* Instructions for the task:
Below is a set of records; print all of them exactly as written.

Dataset rows
[Start]
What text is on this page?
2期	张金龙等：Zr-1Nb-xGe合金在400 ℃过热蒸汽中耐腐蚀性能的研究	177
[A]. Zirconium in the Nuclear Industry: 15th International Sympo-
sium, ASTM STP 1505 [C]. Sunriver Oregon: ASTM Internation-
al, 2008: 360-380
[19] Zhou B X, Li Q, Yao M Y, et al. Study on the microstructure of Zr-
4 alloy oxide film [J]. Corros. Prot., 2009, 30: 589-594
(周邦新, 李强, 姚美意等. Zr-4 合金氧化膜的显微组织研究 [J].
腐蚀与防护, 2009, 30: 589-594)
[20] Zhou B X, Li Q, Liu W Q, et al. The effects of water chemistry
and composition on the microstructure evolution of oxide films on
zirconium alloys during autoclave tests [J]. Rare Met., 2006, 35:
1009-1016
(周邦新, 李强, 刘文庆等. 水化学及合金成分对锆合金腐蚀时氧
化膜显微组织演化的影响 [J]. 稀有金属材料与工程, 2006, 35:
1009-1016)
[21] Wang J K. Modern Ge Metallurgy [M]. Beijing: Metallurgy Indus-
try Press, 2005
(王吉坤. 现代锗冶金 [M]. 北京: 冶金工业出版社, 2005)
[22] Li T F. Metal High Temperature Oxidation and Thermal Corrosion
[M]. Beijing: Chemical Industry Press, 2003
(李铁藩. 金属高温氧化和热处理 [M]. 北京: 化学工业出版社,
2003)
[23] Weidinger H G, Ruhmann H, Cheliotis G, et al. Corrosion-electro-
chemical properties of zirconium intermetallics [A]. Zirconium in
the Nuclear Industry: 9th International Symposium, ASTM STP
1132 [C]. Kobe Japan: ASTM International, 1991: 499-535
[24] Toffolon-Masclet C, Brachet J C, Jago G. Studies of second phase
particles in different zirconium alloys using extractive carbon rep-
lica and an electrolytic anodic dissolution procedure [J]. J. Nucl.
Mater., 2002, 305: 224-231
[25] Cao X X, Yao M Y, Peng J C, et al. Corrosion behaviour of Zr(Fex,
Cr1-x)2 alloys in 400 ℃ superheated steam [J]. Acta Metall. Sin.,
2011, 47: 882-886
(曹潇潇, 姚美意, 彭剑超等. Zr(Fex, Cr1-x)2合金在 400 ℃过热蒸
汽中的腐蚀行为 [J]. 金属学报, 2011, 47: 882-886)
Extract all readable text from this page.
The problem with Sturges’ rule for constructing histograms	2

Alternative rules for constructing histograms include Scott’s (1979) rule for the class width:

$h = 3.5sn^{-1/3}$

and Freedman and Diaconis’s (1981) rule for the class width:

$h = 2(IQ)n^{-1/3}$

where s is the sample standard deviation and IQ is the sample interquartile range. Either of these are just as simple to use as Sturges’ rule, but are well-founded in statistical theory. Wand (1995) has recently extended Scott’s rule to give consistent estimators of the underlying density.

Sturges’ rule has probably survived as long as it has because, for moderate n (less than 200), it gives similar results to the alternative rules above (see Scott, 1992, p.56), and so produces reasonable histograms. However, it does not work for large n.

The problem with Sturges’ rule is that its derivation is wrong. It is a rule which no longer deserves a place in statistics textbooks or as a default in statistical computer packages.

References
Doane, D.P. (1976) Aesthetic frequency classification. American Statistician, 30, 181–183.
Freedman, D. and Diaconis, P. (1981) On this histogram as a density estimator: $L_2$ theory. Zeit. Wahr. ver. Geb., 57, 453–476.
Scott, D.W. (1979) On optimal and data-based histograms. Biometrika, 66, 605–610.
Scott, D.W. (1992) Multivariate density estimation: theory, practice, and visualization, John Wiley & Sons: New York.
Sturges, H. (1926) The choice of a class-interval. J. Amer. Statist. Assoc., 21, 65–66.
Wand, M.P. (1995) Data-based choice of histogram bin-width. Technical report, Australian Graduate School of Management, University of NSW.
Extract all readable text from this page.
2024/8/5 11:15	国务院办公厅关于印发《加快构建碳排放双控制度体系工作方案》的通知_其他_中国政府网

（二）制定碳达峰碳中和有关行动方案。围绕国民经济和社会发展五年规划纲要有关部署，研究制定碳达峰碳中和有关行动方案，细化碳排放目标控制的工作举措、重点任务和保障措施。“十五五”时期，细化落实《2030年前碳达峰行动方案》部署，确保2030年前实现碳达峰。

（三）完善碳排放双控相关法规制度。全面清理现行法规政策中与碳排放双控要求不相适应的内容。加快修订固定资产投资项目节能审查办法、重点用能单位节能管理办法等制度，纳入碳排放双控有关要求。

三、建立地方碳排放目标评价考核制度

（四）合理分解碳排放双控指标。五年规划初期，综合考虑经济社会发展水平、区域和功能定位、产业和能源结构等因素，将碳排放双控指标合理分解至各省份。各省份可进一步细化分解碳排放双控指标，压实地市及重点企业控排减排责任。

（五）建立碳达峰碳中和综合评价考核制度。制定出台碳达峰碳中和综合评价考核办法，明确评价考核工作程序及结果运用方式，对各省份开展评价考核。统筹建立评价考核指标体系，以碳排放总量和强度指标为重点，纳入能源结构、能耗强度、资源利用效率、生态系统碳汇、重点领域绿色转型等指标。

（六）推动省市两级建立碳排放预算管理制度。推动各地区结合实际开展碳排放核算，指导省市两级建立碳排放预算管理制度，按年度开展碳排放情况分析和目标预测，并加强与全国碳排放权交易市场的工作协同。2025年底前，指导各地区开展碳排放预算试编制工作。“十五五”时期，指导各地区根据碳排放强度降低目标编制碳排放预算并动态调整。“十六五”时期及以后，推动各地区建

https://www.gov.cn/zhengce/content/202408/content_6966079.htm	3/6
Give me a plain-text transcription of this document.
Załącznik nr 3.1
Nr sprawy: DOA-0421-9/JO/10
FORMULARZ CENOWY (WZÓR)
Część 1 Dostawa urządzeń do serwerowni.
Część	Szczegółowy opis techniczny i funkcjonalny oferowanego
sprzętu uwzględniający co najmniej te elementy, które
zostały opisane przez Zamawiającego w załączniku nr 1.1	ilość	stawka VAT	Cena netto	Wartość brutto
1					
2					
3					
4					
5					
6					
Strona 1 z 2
[End]
* Reply to the task:
What text is on this page?
2期	张金龙等：Zr-1Nb-xGe合金在400 ℃过热蒸汽中耐腐蚀性能的研究	177
[A]. Zirconium in the Nuclear Industry: 15th International Sympo-
sium, ASTM STP 1505 [C]. Sunriver Oregon: ASTM Internation-
al, 2008: 360-380
[19] Zhou B X, Li Q, Yao M Y, et al. Study on the microstructure of Zr-
4 alloy oxide film [J]. Corros. Prot., 2009, 30: 589-594
(周邦新, 李强, 姚美意等. Zr-4 合金氧化膜的显微组织研究 [J].
腐蚀与防护, 2009, 30: 589-594)
[20] Zhou B X, Li Q, Liu W Q, et al. The effects of water chemistry
and composition on the microstructure evolution of oxide films on
zirconium alloys during autoclave tests [J]. Rare Met., 2006, 35:
1009-1016
(周邦新, 李强, 刘文庆等. 水化学及合金成分对锆合金腐蚀时氧
化膜显微组织演化的影响 [J]. 稀有金属材料与工程, 2006, 35:
1009-1016)
[21] Wang J K. Modern Ge Metallurgy [M]. Beijing: Metallurgy Indus-
try Press, 2005
(王吉坤. 现代锗冶金 [M]. 北京: 冶金工业出版社, 2005)
[22] Li T F. Metal High Temperature Oxidation and Thermal Corrosion
[M]. Beijing: Chemical Industry Press, 2003
(李铁藩. 金属高温氧化和热处理 [M]. 北京: 化学工业出版社,
2003)
[23] Weidinger H G, Ruhmann H, Cheliotis G, et al. Corrosion-electro-
chemical properties of zirconium intermetallics [A]. Zirconium in
the Nuclear Industry: 9th International Symposium, ASTM STP
1132 [C]. Kobe Japan: ASTM International, 1991: 499-535
[24] Toffolon-Masclet C, Brachet J C, Jago G. Studies of second phase
particles in different zirconium alloys using extractive carbon rep-
lica and an electrolytic anodic dissolution procedure [J]. J. Nucl.
Mater., 2002, 305: 224-231
[25] Cao X X, Yao M Y, Peng J C, et al. Corrosion behaviour of Zr(Fex,
Cr1-x)2 alloys in 400 ℃ superheated steam [J]. Acta Metall. Sin.,
2011, 47: 882-886
(曹潇潇, 姚美意, 彭剑超等. Zr(Fex, Cr1-x)2合金在 400 ℃过热蒸
汽中的腐蚀行为 [J]. 金属学报, 2011, 47: 882-886)
Extract all readable text from this page.
The problem with Sturges’ rule for constructing histograms	2

Alternative rules for constructing histograms include Scott’s (1979) rule for the class width:

$h = 3.5sn^{-1/3}$

and Freedman and Diaconis’s (1981) rule for the class width:

$h = 2(IQ)n^{-1/3}$

where s is the sample standard deviation and IQ is the sample interquartile range. Either of these are just as simple to use as Sturges’ rule, but are well-founded in statistical theory. Wand (1995) has recently extended Scott’s rule to give consistent estimators of the underlying density.

Sturges’ rule has probably survived as long as it has because, for moderate n (less than 200), it gives similar results to the alternative rules above (see Scott, 1992, p.56), and so produces reasonable histograms. However, it does not work for large n.

The problem with Sturges’ rule is that its derivation is wrong. It is a rule which no longer deserves a place in statistics textbooks or as a default in statistical computer packages.

References
Doane, D.P. (1976) Aesthetic frequency classification. American Statistician, 30, 181–183.
Freedman, D. and Diaconis, P. (1981) On this histogram as a density estimator: $L_2$ theory. Zeit. Wahr. ver. Geb., 57, 453–476.
Scott, D.W. (1979) On optimal and data-based histograms. Biometrika, 66, 605–610.
Scott, D.W. (1992) Multivariate density estimation: theory, practice, and visualization, John Wiley & Sons: New York.
Sturges, H. (1926) The choice of a class-interval. J. Amer. Statist. Assoc., 21, 65–66.
Wand, M.P. (1995) Data-based choice of histogram bin-width. Technical report, Australian Graduate School of Management, University of NSW.
Extract all readable text from this page.
2024/8/5 11:15	国务院办公厅关于印发《加快构建碳排放双控制度体系工作方案》的通知_其他_中国政府网

（二）制定碳达峰碳中和有关行动方案。围绕国民经济和社会发展五年规划纲要有关部署，研究制定碳达峰碳中和有关行动方案，细化碳排放目标控制的工作举措、重点任务和保障措施。“十五五”时期，细化落实《2030年前碳达峰行动方案》部署，确保2030年前实现碳达峰。

（三）完善碳排放双控相关法规制度。全面清理现行法规政策中与碳排放双控要求不相适应的内容。加快修订固定资产投资项目节能审查办法、重点用能单位节能管理办法等制度，纳入碳排放双控有关要求。

三、建立地方碳排放目标评价考核制度

（四）合理分解碳排放双控指标。五年规划初期，综合考虑经济社会发展水平、区域和功能定位、产业和能源结构等因素，将碳排放双控指标合理分解至各省份。各省份可进一步细化分解碳排放双控指标，压实地市及重点企业控排减排责任。

（五）建立碳达峰碳中和综合评价考核制度。制定出台碳达峰碳中和综合评价考核办法，明确评价考核工作程序及结果运用方式，对各省份开展评价考核。统筹建立评价考核指标体系，以碳排放总量和强度指标为重点，纳入能源结构、能耗强度、资源利用效率、生态系统碳汇、重点领域绿色转型等指标。

（六）推动省市两级建立碳排放预算管理制度。推动各地区结合实际开展碳排放核算，指导省市两级建立碳排放预算管理制度，按年度开展碳排放情况分析和目标预测，并加强与全国碳排放权交易市场的工作协同。2025年底前，指导各地区开展碳排放预算试编制工作。“十五五”时期，指导各地区根据碳排放强度降低目标编制碳排放预算并动态调整。“十六五”时期及以后，推动各地区建

https://www.gov.cn/zhengce/content/202408/content_6966079.htm	3/6
Give me a plain-text transcription of this document.
Załącznik nr 3.1
Nr sprawy: DOA-0421-9/JO/10
FORMULARZ CENOWY (WZÓR)
Część 1 Dostawa urządzeń do serwerowni.
Część	Szczegółowy opis techniczny i funkcjonalny oferowanego
sprzętu uwzględniający co najmniej te elementy, które
zostały opisane przez Zamawiającego w załączniku nr 1.1	ilość	stawka VAT	Cena netto	Wartość brutto
1					
2					
3					
4					
5					
6					
Strona 1 z 2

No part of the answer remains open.